- **Short task**
Write the material out again exactly as it stands.
--- start Input records ---
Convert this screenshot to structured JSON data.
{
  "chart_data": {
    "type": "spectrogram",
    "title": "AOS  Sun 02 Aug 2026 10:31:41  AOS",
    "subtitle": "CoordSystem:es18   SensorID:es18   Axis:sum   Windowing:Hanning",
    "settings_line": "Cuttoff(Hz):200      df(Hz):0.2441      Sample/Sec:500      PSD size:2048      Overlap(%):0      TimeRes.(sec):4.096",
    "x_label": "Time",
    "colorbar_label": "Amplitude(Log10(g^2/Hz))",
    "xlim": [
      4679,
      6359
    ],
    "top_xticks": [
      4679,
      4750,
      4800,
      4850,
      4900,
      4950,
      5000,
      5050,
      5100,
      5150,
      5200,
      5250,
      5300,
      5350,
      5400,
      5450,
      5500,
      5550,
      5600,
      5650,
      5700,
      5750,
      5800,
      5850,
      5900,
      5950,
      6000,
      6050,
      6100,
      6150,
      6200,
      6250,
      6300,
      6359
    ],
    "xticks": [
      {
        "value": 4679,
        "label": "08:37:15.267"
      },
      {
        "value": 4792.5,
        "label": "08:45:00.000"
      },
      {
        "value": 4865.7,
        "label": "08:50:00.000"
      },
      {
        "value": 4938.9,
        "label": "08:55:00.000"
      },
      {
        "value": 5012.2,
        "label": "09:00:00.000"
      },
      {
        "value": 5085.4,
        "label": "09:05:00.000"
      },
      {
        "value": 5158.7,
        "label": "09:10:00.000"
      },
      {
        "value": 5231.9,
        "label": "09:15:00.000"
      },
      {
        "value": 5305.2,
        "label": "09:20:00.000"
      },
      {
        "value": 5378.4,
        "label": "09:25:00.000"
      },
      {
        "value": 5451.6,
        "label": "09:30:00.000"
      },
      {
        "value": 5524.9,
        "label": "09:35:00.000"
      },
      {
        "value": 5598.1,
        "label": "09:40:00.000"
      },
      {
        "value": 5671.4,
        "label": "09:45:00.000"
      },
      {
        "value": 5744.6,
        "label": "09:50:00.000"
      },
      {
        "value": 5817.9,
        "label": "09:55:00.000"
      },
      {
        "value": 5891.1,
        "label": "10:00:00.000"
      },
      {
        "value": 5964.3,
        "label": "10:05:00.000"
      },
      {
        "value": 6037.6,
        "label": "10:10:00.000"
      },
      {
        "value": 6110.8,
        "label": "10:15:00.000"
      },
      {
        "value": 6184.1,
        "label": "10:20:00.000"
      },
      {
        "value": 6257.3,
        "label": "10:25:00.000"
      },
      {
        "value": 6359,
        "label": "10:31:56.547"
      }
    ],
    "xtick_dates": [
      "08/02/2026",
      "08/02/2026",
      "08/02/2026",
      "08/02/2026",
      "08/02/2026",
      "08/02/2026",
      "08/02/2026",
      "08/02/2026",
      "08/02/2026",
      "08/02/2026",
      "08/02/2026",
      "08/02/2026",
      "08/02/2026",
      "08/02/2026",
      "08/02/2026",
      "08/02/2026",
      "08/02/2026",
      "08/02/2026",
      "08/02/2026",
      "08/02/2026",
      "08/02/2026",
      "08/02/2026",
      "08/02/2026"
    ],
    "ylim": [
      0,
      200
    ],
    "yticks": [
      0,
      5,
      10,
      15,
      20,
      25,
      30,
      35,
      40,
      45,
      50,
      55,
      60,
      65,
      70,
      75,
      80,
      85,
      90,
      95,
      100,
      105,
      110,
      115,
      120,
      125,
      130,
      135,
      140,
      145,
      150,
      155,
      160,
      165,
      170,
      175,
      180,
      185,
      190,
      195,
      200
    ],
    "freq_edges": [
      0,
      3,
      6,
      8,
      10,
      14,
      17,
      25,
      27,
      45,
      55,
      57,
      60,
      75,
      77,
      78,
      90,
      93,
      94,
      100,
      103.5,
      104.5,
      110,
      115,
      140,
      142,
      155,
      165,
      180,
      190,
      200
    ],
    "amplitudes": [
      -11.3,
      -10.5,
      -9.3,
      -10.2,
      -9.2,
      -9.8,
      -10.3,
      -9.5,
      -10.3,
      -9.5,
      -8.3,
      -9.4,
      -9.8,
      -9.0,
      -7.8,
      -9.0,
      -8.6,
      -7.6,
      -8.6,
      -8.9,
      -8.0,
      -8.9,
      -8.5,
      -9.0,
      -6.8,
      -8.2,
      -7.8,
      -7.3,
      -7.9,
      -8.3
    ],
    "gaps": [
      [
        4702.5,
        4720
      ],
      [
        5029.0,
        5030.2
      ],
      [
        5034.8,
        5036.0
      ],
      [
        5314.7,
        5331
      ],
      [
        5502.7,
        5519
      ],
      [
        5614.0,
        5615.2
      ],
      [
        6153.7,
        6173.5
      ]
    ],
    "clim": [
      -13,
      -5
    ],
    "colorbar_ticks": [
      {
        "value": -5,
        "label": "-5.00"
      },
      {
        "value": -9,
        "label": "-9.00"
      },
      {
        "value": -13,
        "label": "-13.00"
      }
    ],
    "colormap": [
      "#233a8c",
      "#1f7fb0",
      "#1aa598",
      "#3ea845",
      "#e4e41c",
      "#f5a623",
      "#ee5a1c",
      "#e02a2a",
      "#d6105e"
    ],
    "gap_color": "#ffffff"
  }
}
--- end Input records ---
- **Reply**
Convert this screenshot to structured JSON data.
{
  "chart_data": {
    "type": "spectrogram",
    "title": "AOS  Sun 02 Aug 2026 10:31:41  AOS",
    "subtitle": "CoordSystem:es18   SensorID:es18   Axis:sum   Windowing:Hanning",
    "settings_line": "Cuttoff(Hz):200      df(Hz):0.2441      Sample/Sec:500      PSD size:2048      Overlap(%):0      TimeRes.(sec):4.096",
    "x_label": "Time",
    "colorbar_label": "Amplitude(Log10(g^2/Hz))",
    "xlim": [
      4679,
      6359
    ],
    "top_xticks": [
      4679,
      4750,
      4800,
      4850,
      4900,
      4950,
      5000,
      5050,
      5100,
      5150,
      5200,
      5250,
      5300,
      5350,
      5400,
      5450,
      5500,
      5550,
      5600,
      5650,
      5700,
      5750,
      5800,
      5850,
      5900,
      5950,
      6000,
      6050,
      6100,
      6150,
      6200,
      6250,
      6300,
      6359
    ],
    "xticks": [
      {
        "value": 4679,
        "label": "08:37:15.267"
      },
      {
        "value": 4792.5,
        "label": "08:45:00.000"
      },
      {
        "value": 4865.7,
        "label": "08:50:00.000"
      },
      {
        "value": 4938.9,
        "label": "08:55:00.000"
      },
      {
        "value": 5012.2,
        "label": "09:00:00.000"
      },
      {
        "value": 5085.4,
        "label": "09:05:00.000"
      },
      {
        "value": 5158.7,
        "label": "09:10:00.000"
      },
      {
        "value": 5231.9,
        "label": "09:15:00.000"
      },
      {
        "value": 5305.2,
        "label": "09:20:00.000"
      },
      {
        "value": 5378.4,
        "label": "09:25:00.000"
      },
      {
        "value": 5451.6,
        "label": "09:30:00.000"
      },
      {
        "value": 5524.9,
        "label": "09:35:00.000"
      },
      {
        "value": 5598.1,
        "label": "09:40:00.000"
      },
      {
        "value": 5671.4,
        "label": "09:45:00.000"
      },
      {
        "value": 5744.6,
        "label": "09:50:00.000"
      },
      {
        "value": 5817.9,
        "label": "09:55:00.000"
      },
      {
        "value": 5891.1,
        "label": "10:00:00.000"
      },
      {
        "value": 5964.3,
        "label": "10:05:00.000"
      },
      {
        "value": 6037.6,
        "label": "10:10:00.000"
      },
      {
        "value": 6110.8,
        "label": "10:15:00.000"
      },
      {
        "value": 6184.1,
        "label": "10:20:00.000"
      },
      {
        "value": 6257.3,
        "label": "10:25:00.000"
      },
      {
        "value": 6359,
        "label": "10:31:56.547"
      }
    ],
    "xtick_dates": [
      "08/02/2026",
      "08/02/2026",
      "08/02/2026",
      "08/02/2026",
      "08/02/2026",
      "08/02/2026",
      "08/02/2026",
      "08/02/2026",
      "08/02/2026",
      "08/02/2026",
      "08/02/2026",
      "08/02/2026",
      "08/02/2026",
      "08/02/2026",
      "08/02/2026",
      "08/02/2026",
      "08/02/2026",
      "08/02/2026",
      "08/02/2026",
      "08/02/2026",
      "08/02/2026",
      "08/02/2026",
      "08/02/2026"
    ],
    "ylim": [
      0,
      200
    ],
    "yticks": [
      0,
      5,
      10,
      15,
      20,
      25,
      30,
      35,
      40,
      45,
      50,
      55,
      60,
      65,
      70,
      75,
      80,
      85,
      90,
      95,
      100,
      105,
      110,
      115,
      120,
      125,
      130,
      135,
      140,
      145,
      150,
      155,
      160,
      165,
      170,
      175,
      180,
      185,
      190,
      195,
      200
    ],
    "freq_edges": [
      0,
      3,
      6,
      8,
      10,
      14,
      17,
      25,
      27,
      45,
      55,
      57,
      60,
      75,
      77,
      78,
      90,
      93,
      94,
      100,
      103.5,
      104.5,
      110,
      115,
      140,
      142,
      155,
      165,
      180,
      190,
      200
    ],
    "amplitudes": [
      -11.3,
      -10.5,
      -9.3,
      -10.2,
      -9.2,
      -9.8,
      -10.3,
      -9.5,
      -10.3,
      -9.5,
      -8.3,
      -9.4,
      -9.8,
      -9.0,
      -7.8,
      -9.0,
      -8.6,
      -7.6,
      -8.6,
      -8.9,
      -8.0,
      -8.9,
      -8.5,
      -9.0,
      -6.8,
      -8.2,
      -7.8,
      -7.3,
      -7.9,
      -8.3
    ],
    "gaps": [
      [
        4702.5,
        4720
      ],
      [
        5029.0,
        5030.2
      ],
      [
        5034.8,
        5036.0
      ],
      [
        5314.7,
        5331
      ],
      [
        5502.7,
        5519
      ],
      [
        5614.0,
        5615.2
      ],
      [
        6153.7,
        6173.5
      ]
    ],
    "clim": [
      -13,
      -5
    ],
    "colorbar_ticks": [
      {
        "value": -5,
        "label": "-5.00"
      },
      {
        "value": -9,
        "label": "-9.00"
      },
      {
        "value": -13,
        "label": "-13.00"
      }
    ],
    "colormap": [
      "#233a8c",
      "#1f7fb0",
      "#1aa598",
      "#3ea845",
      "#e4e41c",
      "#f5a623",
      "#ee5a1c",
      "#e02a2a",
      "#d6105e"
    ],
    "gap_color": "#ffffff"
  }
}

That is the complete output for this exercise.